#### Your goal
Review the material line by line. Identify and copy every line that contains the string "labels".

--- START Entries ---

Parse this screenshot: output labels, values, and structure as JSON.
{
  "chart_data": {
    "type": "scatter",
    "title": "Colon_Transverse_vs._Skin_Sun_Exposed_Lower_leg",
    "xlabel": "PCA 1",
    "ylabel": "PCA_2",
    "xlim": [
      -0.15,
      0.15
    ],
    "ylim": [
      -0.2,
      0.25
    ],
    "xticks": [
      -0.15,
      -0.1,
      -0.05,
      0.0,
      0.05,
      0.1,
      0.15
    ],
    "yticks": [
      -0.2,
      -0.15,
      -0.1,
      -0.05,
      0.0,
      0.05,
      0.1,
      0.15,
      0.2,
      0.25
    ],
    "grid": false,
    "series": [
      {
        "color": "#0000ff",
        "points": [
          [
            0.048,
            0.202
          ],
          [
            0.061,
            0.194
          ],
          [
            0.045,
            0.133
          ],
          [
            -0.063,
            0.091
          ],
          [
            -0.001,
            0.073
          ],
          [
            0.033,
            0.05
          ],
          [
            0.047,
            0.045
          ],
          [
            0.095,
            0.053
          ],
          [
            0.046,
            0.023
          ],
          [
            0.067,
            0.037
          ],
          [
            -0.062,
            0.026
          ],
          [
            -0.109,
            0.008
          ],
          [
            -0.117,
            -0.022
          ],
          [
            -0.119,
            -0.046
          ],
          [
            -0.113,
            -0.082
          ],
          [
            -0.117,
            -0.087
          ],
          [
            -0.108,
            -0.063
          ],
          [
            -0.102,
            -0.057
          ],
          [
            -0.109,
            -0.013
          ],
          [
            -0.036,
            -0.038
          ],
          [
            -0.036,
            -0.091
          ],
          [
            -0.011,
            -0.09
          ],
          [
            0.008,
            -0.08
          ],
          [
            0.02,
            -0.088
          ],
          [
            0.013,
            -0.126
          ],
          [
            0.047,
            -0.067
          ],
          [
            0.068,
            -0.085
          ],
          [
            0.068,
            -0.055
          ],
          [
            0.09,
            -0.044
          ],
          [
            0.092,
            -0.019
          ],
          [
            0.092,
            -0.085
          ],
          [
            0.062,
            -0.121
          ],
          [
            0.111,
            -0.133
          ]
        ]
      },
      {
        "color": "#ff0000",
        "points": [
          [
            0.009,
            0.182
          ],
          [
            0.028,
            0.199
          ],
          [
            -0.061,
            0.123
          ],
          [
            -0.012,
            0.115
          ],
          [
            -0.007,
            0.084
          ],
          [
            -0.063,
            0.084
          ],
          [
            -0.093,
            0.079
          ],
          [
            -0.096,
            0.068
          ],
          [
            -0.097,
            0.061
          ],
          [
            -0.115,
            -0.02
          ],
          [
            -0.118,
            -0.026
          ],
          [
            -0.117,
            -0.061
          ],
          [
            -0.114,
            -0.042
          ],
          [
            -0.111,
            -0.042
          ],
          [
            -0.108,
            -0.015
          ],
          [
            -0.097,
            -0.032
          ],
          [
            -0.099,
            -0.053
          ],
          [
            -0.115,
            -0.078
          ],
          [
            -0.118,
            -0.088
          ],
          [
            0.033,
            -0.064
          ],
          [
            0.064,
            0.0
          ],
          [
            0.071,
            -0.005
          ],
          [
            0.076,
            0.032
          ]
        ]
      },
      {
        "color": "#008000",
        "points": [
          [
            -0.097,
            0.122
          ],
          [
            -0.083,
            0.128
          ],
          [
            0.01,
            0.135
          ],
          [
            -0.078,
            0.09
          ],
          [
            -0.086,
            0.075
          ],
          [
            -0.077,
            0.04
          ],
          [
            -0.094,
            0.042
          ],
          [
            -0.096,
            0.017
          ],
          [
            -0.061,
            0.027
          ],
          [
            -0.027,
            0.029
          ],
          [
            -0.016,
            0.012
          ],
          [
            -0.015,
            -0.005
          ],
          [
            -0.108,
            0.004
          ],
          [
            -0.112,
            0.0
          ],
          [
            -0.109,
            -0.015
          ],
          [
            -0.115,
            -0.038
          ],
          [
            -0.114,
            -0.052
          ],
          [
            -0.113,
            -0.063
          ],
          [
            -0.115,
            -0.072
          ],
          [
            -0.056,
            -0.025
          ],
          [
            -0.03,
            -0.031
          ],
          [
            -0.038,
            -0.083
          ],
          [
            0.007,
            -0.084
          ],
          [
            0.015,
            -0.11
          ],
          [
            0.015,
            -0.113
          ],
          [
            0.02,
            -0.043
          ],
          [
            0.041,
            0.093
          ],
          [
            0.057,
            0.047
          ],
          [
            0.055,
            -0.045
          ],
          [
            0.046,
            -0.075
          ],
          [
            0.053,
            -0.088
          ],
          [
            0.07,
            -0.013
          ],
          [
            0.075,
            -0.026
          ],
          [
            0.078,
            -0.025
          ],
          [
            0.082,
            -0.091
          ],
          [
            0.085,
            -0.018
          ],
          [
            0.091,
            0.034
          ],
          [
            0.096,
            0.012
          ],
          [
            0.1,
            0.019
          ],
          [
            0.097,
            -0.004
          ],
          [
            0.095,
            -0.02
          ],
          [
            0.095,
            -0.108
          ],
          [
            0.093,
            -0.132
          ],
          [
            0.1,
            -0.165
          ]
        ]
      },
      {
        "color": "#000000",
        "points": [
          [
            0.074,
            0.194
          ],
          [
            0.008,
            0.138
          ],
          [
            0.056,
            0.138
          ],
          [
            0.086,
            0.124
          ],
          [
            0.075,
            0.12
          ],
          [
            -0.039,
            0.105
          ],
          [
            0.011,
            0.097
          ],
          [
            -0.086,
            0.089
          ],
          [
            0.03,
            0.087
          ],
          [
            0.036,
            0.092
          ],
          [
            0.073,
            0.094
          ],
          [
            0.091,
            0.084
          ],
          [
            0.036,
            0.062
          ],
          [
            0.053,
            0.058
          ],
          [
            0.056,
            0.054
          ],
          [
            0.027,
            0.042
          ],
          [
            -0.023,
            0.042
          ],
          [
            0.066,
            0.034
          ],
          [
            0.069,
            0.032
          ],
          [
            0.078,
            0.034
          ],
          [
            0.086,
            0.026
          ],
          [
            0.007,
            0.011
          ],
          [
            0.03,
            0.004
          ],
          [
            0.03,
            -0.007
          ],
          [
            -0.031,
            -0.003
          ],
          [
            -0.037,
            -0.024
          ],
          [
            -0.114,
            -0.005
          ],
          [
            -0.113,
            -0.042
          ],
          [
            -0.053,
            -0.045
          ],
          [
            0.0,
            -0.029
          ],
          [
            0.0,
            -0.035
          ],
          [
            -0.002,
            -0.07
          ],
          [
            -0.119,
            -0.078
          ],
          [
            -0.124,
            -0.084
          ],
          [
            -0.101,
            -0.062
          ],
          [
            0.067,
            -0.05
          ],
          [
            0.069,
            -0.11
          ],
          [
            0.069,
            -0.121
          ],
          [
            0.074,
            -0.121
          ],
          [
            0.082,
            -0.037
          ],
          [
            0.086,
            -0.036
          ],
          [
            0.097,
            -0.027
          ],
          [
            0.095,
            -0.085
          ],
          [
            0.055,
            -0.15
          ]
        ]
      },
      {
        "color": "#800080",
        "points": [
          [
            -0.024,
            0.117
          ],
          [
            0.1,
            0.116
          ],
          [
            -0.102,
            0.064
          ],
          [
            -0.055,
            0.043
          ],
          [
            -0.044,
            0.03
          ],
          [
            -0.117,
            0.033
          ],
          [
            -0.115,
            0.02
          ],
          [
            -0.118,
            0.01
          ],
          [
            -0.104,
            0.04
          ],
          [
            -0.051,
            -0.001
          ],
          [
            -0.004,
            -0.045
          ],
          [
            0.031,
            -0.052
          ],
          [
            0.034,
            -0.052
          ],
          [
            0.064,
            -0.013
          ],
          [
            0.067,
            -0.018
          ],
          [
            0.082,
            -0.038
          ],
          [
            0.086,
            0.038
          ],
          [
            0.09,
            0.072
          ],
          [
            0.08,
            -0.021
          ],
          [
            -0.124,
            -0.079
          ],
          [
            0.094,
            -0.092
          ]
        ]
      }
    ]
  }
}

--- END Entries ---
--- START Entries ---

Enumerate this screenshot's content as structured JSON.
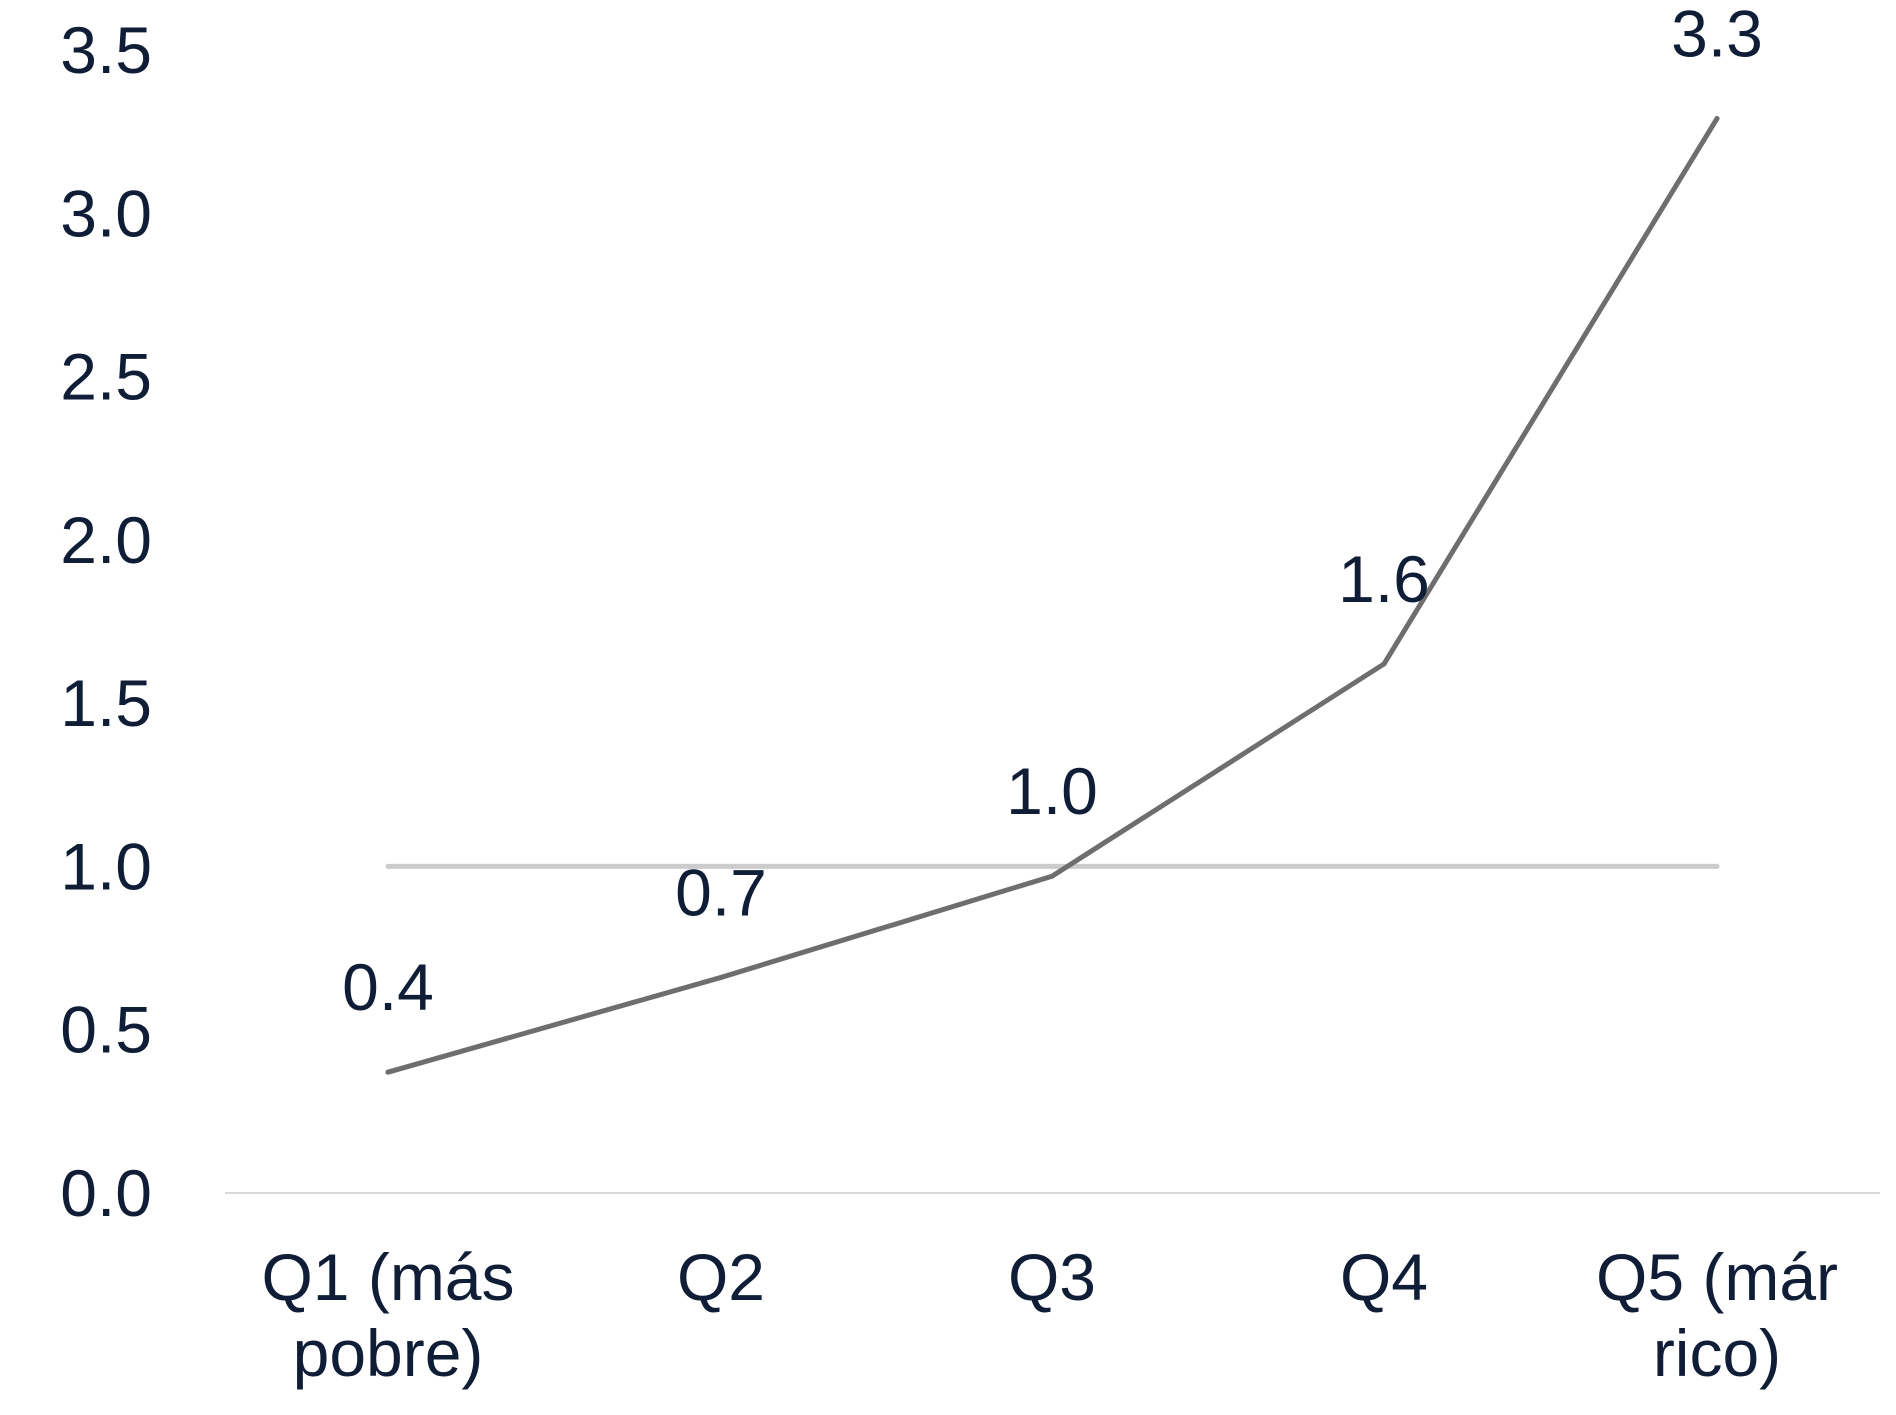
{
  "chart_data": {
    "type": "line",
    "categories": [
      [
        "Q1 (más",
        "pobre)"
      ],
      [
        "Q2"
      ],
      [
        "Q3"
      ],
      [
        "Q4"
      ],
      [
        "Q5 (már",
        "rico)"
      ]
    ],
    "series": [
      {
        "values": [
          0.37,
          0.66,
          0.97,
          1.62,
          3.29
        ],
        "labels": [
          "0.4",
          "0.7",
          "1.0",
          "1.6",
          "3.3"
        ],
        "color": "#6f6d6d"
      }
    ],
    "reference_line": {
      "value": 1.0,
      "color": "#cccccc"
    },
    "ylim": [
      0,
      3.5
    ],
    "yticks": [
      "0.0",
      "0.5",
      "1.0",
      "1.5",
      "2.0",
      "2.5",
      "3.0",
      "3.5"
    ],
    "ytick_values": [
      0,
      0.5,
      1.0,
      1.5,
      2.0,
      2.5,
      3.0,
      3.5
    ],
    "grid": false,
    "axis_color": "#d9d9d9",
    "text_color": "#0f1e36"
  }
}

--- END Entries ---
--- START Entries ---

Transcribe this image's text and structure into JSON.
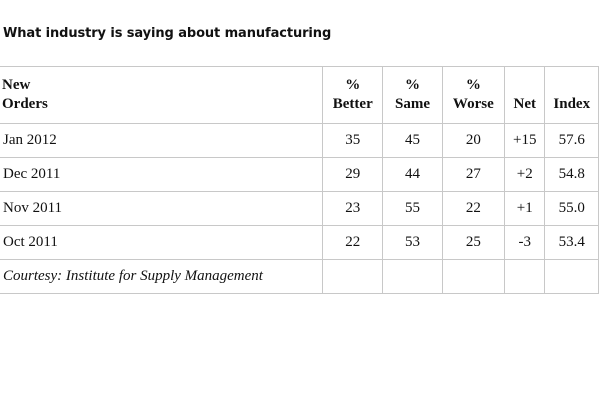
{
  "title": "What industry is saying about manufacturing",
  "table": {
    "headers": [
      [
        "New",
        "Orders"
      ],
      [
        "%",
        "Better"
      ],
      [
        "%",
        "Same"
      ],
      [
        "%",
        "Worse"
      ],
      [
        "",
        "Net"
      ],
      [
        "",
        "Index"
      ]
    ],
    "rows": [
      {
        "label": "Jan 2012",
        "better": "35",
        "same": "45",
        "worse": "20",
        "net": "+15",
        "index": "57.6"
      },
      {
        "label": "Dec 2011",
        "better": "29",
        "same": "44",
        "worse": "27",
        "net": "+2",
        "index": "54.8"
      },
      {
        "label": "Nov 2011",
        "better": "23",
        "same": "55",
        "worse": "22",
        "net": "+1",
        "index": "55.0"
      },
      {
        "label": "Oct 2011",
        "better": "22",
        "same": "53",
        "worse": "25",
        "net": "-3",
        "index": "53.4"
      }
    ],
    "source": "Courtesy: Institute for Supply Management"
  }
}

--- END Entries ---

#### Result below
Parse this screenshot: output labels, values, and structure as JSON.
        "labels": [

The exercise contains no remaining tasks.